Locate each line below that includes "Tunables" and reproduce it.

━━━━

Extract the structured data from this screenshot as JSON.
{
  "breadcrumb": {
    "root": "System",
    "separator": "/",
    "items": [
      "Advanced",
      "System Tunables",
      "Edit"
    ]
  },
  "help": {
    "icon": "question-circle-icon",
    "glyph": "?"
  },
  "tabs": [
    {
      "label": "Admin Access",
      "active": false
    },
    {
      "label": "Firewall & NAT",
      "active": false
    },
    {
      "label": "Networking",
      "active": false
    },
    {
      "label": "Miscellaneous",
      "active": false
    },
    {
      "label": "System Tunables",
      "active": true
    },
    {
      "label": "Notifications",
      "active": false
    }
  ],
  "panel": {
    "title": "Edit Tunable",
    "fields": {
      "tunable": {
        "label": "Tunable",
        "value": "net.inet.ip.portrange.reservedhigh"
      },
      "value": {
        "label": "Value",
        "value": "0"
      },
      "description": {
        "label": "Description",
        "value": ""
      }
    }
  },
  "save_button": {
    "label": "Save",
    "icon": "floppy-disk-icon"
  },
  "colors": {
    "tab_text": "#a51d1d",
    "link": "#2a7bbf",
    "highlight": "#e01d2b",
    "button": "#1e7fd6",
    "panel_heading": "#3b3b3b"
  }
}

━━━━

Full response>
      "System Tunables",
      "label": "System Tunables",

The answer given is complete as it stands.